* Objective *
Keep writing the cleancache patch announcement, starting after its last line.

* Document section *
+ fs-fix-data-invalidation-in-the-cleancache-during-direct-io.patch added to -mm tree

[Date Prev][Date Next][Thread Prev][Thread Next][Date Index][Thread Index]

 



The patch titled
     Subject: fs: fix data invalidation in the cleancache during direct IO
has been added to the -mm tree.  Its filename is
     fs-fix-data-invalidation-in-the-cleancache-during-direct-io.patch

This patch should soon appear at
    http://ozlabs.org/~akpm/mmots/broken-out/fs-fix-data-invalidation-in-the-cleancache-during-direct-io.patch
and later at
    http://ozlabs.org/~akpm/mmotm/broken-out/fs-fix-data-invalidation-in-the-cleancache-during-direct-io.patch

Before you just go and hit "reply", please:
   a) Consider who else should be cc'ed
   b) Prefer to cc a suitable mailing list as well
   c) Ideally: find the original patch on the mailing list and do a
      reply-to-all to that, adding suitable additional cc's

*** Remember to use Documentation/SubmitChecklist when testing your code ***

The -mm tree is included into linux-next and is updated
there every 3-4 working days

------------------------------------------------------
From: Andrey Ryabinin <aryabinin@xxxxxxxxxxxxx>
Subject: fs: fix data invalidation in the cleancache during direct IO

Patch series "Properly invalidate data in the cleancache", v2.

We've noticed that after direct IO write, buffered read sometimes gets
stale data which is coming from the cleancache.  The reason for this is
that some direct write hooks call call invalidate_inode_pages2[_range]()
conditionally iff mapping->nrpages is not zero, so we may not invalidate
data in the cleancache.

Another odd thing is that we check only for ->nrpages and don't check for
->nrexceptional, but invalidate_inode_pages2[_range] also invalidates
exceptional entries as well.  So we invalidate exceptional entries only if
->nrpages != 0?  This doesn't feel right.

 - Patch 1 fixes direct IO writes by removing ->nrpages check.
 - Patch 2 fixes similar case in invalidate_bdev(). 
     Note: I only fixed conditional cleancache_invalidate_inode() here.
       Do we also need to add ->nrexceptional check in into invalidate_bdev()?
     
 - Patches 3-4: some optimizations.

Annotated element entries
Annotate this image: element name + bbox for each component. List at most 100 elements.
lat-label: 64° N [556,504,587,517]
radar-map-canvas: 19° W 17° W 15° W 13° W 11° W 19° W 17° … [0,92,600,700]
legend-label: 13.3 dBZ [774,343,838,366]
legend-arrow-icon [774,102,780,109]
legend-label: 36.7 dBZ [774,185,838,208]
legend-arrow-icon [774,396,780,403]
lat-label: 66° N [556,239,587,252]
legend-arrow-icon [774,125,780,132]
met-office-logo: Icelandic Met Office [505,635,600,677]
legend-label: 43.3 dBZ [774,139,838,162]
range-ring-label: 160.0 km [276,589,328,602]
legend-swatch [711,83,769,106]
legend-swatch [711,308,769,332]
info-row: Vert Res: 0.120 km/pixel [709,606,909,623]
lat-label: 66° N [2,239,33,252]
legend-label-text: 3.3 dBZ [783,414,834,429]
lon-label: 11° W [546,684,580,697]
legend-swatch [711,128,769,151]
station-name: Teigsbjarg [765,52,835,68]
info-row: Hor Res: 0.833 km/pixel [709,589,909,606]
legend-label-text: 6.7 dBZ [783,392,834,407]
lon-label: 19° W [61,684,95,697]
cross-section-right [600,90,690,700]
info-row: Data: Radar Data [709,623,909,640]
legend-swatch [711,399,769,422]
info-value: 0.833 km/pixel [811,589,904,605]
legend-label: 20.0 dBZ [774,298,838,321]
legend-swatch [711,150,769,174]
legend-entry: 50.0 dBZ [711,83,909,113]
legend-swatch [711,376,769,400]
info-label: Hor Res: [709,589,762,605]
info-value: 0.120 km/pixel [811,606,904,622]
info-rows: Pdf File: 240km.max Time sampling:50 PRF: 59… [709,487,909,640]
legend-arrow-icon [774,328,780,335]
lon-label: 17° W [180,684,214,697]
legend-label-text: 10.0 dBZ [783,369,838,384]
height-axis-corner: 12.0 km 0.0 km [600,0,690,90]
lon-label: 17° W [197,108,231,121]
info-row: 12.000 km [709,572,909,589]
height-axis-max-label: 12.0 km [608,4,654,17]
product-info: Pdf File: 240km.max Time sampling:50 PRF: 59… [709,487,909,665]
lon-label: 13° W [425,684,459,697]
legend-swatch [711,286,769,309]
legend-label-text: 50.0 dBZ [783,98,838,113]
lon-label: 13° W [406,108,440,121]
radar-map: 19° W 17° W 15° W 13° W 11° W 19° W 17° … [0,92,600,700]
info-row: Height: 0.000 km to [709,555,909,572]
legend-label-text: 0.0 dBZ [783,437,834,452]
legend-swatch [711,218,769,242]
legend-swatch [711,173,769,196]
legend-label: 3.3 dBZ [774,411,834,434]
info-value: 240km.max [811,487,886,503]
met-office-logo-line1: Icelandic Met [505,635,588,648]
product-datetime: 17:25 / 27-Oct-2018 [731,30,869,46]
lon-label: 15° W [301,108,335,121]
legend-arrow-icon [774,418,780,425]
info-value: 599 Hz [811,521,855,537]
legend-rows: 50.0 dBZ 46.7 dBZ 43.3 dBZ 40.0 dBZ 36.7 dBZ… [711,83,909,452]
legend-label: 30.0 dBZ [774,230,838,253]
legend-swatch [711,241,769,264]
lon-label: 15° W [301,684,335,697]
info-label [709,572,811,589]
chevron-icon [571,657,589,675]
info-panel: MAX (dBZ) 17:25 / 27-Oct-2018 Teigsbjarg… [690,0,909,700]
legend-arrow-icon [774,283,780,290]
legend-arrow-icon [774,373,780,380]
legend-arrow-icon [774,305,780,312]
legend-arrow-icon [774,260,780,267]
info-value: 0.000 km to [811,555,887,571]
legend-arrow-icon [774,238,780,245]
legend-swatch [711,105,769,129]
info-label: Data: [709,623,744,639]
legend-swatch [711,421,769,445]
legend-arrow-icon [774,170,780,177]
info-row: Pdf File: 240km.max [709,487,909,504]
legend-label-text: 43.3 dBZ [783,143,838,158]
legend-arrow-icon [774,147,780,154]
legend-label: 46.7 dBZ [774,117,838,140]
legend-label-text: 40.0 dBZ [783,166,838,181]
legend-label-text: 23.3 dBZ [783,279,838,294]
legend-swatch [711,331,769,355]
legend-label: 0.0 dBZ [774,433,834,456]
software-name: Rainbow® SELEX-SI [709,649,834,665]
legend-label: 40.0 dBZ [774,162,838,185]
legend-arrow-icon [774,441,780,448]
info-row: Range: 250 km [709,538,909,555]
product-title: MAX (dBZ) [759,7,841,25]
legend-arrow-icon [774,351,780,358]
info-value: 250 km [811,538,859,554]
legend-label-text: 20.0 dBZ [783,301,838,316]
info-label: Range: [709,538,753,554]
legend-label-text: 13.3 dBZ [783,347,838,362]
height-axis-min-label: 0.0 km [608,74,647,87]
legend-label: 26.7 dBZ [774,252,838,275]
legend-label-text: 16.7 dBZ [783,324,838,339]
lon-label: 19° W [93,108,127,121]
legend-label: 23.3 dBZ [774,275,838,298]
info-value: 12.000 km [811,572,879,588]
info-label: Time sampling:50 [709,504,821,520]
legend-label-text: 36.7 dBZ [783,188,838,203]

* Expected answer *
This patch (of 4):

Some direct IO write fs hooks call invalidate_inode_pages2[_range]()
conditionally iff mapping->nrpages is not zero.  This can't be right,
because invalidate_inode_pages2[_range]() also invalidate data in the
cleancache via cleancache_invalidate_inode() call.  So if page cache is
empty but there is some data in the cleancache, buffered read after direct
IO write would get stale data from the cleancache.

Also it doesn't feel right to check only for ->nrpages because
invalidate_inode_pages2[_range] invalidates exceptional entries as well.

Fix this by calling invalidate_inode_pages2[_range]() regardless of nrpages
state.

Note: nfs,cifs,9p doesn't need similar fix because the never call
cleancache_get_page() (nor directly, nor via mpage_readpage[s]()), so they
are not affected by this bug.

Fixes: c515e1fd361c ("mm/fs: add hooks to support cleancache")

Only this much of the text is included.